### Extrait de page
★ ★ ★ ★ ★

“Le made in France ne doit pas être synonyme de nationalisme”

Posté par le mars 25, 2013

“Le made in France ne doit pas être synonyme de nationalisme”

Dans sa bibliothèque, au siège du groupe, sur les hauteurs de Quimper (Finistère), les opus managériaux de Louis Le Duff – autre capitaine d’industrie breton – côtoient les confidences de Carlos Ghosn, Citoyen du monde. Jean Guy Le Floch n’a pas attendu qu’Arnaud Montebourg enfile sa célèbre marinière, à la Une du Parisien magazine, en octobre dernier, pour saisir l’urgence -et la rentabilité- du Made in France. Lorsqu’en 1993, ce centralien et ex-directeur général du groupe Bolloré reprend l’entreprise, avec Michel Gueguen, un ami d’enfance, également passé chez Bolloré, le tandem parie d’emblée sur la force de cette marque tricolore née en 1938. L’an dernier, Armor Lux a vu son chiffre d’affaires grimper de 7% (88 millions d’euros) et ses effectifs de 11% (609 salariés).

★ ★ ★ ★ ★

### Liste des tâches
1. Résumez l'extrait sur Armor Lux en deux phrases.
2. Selon l'extrait sur Armor Lux, sur quoi reposait le pari de Jean Guy Le Floch et Michel Gueguen lors de la reprise de l'entreprise en 1993 ? Répondez en une ou deux phrases.
3. Poursuivez l'extrait sur Armor Lux à partir de sa dernière phrase, s'il vous plaît.

(Entrées de données enregistrées)
★ ★ ★ ★ ★

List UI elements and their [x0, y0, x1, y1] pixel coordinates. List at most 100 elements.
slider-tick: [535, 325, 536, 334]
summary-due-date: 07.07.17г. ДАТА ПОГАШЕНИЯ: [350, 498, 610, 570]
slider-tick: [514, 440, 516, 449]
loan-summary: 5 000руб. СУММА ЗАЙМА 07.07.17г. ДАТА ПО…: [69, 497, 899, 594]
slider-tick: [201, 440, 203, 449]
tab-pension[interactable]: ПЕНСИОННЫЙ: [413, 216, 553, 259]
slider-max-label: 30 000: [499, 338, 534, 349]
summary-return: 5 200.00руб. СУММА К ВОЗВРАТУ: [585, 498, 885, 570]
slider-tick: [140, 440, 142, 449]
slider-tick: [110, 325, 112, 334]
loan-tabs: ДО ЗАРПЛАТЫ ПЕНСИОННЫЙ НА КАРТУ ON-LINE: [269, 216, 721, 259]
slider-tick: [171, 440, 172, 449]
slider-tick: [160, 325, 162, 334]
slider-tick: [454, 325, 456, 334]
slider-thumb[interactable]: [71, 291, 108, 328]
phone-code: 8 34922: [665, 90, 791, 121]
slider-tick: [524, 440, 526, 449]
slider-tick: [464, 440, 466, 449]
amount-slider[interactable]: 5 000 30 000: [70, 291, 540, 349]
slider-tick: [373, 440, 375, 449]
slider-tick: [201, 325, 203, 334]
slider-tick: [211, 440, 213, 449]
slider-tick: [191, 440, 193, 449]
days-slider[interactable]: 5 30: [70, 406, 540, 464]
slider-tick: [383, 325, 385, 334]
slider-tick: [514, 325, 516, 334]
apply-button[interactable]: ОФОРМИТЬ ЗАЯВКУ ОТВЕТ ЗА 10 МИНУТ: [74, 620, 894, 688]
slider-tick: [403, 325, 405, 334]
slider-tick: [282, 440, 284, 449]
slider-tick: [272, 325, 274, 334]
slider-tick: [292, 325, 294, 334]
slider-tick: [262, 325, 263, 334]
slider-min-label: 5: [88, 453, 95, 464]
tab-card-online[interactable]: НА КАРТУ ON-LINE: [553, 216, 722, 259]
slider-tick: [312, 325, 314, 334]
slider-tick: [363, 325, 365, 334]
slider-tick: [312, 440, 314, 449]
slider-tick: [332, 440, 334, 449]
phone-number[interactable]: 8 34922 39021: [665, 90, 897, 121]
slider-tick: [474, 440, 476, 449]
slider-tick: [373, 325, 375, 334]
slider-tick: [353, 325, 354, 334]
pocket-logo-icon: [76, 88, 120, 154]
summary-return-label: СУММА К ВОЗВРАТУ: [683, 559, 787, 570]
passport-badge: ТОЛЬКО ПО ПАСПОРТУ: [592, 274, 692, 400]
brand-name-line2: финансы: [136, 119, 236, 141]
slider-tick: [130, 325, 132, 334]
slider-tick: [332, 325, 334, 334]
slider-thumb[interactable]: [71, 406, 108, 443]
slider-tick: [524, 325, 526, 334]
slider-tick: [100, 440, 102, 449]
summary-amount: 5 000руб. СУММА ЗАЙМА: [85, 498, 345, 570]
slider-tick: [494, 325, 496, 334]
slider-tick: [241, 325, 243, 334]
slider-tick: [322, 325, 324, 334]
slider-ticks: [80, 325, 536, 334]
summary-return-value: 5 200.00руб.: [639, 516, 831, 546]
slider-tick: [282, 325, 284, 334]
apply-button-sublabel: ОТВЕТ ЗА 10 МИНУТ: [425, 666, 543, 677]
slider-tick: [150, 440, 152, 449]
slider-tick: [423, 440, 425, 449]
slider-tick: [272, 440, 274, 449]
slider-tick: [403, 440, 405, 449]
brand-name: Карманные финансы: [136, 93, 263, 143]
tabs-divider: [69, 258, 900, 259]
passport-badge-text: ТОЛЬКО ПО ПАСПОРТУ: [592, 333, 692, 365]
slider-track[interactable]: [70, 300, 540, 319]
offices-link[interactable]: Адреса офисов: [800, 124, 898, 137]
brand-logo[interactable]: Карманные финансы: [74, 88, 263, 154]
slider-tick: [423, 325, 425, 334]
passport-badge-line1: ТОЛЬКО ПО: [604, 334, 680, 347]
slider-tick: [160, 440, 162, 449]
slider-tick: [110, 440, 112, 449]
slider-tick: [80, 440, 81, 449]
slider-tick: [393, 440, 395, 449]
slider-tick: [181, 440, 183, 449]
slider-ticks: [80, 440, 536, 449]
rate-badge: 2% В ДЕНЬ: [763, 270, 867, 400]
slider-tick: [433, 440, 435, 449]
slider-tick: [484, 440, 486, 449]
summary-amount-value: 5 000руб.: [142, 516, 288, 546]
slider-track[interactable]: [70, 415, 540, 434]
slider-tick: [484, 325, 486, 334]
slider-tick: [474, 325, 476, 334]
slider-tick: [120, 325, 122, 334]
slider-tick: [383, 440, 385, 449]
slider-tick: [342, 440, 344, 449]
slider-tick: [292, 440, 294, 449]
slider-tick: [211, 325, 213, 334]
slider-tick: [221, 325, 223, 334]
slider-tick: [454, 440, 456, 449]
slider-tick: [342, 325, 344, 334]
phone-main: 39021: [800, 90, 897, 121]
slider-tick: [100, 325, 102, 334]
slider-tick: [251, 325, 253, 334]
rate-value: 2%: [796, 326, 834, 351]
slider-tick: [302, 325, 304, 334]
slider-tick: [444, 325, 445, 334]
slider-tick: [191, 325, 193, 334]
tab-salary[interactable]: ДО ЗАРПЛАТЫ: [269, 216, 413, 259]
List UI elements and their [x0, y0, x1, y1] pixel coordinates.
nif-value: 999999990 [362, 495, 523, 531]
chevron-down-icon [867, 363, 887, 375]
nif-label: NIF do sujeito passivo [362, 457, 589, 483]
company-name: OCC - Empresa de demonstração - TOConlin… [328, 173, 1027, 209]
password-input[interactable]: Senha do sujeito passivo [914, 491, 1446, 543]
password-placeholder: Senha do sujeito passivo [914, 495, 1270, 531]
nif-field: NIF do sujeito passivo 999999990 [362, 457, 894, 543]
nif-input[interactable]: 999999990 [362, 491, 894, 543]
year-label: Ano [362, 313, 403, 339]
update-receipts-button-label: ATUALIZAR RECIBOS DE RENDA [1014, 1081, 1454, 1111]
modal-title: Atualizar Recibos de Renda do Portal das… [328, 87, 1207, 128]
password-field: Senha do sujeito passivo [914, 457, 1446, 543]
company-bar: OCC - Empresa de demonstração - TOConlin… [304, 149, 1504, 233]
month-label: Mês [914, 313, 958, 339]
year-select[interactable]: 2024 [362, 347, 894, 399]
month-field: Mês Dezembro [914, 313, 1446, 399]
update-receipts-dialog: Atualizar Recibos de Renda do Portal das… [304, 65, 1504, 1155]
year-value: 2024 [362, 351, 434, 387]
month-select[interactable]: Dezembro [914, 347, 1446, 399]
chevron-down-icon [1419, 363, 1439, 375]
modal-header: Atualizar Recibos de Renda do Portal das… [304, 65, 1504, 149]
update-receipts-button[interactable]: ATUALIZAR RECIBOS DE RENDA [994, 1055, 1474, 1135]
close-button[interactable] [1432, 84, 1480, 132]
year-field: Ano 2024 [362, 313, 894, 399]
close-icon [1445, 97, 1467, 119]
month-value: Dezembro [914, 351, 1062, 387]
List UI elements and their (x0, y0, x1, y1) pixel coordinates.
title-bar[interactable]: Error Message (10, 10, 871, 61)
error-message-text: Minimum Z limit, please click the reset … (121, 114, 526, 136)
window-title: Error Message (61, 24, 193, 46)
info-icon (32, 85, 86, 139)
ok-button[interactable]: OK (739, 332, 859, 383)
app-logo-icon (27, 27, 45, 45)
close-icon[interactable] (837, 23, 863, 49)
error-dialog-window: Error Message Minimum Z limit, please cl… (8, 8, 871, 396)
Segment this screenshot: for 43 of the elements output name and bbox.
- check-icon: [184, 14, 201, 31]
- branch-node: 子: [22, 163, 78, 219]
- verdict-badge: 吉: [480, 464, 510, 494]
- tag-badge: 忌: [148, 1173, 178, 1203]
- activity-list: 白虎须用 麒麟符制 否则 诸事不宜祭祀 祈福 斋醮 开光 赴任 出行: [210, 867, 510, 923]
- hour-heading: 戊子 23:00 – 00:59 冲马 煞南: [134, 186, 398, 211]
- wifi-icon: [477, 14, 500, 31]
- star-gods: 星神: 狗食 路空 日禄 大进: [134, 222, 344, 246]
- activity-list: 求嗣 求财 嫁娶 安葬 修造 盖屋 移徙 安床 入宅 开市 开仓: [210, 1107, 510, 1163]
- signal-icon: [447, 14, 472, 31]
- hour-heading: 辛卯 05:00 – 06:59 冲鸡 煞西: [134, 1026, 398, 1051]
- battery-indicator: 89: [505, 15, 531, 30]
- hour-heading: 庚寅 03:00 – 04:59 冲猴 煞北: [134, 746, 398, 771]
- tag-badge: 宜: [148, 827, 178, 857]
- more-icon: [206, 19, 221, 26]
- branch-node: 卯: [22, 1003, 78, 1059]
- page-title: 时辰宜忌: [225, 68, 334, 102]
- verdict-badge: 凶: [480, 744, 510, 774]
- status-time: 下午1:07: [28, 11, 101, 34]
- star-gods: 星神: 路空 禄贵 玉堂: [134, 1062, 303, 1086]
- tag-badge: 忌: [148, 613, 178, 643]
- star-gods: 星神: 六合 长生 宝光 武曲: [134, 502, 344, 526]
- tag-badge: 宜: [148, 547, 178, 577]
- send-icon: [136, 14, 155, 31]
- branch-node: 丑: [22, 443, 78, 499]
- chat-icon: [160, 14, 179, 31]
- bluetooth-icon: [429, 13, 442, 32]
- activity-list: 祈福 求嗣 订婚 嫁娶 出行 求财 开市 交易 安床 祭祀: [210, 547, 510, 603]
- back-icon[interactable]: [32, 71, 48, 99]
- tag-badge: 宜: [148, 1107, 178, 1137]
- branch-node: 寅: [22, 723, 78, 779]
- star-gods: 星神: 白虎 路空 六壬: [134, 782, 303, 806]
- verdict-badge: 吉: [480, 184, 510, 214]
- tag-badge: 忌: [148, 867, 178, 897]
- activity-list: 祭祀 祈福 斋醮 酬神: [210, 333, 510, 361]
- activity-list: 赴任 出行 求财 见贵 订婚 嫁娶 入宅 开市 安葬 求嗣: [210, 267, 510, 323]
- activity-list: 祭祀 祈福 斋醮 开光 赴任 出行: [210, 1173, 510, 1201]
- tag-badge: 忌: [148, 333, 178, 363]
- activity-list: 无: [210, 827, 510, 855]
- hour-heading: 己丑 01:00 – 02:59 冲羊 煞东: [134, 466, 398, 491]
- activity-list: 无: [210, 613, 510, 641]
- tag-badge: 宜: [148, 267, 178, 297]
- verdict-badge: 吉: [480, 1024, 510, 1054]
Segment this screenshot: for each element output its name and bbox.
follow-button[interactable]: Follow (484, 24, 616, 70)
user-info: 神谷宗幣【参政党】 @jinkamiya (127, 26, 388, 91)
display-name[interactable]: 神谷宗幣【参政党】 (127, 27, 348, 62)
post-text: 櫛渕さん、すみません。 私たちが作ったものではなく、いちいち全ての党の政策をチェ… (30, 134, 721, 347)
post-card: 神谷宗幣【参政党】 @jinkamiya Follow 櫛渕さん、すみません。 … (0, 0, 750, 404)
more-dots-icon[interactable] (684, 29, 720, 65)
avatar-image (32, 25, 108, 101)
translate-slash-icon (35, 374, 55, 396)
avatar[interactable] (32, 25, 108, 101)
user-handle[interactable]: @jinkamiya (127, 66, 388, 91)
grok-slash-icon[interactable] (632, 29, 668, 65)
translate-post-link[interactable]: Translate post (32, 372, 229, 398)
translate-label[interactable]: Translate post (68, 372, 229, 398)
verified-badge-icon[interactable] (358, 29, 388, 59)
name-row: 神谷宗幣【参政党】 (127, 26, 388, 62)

★ ★ ★ ★ ★

### Réponses
1. En 1993, Jean Guy Le Floch, centralien et ex-directeur général du groupe Bolloré, a repris l'entreprise avec Michel Gueguen, un ami d'enfance, et le tandem a misé d'emblée sur la force de cette marque tricolore née en 1938. L'an dernier, le chiffre d'affaires d'Armor Lux a grimpé de 7 % (88 millions d'euros) et ses effectifs de 11 % (609 salariés).

2. Le tandem a parié d'emblée sur la force de la marque tricolore, née en 1938.

3.
Peut-on encore produire en France?

Il n’est pas trop tard. C’est même une question de survie. Aujourd’hui, on n’a pas d’autre choix que de recréer de la valeur ajoutée industrielle dans notre pays. Voir nos usines se vider n’est pas une fatalité, et il faut prendre notre destin en main.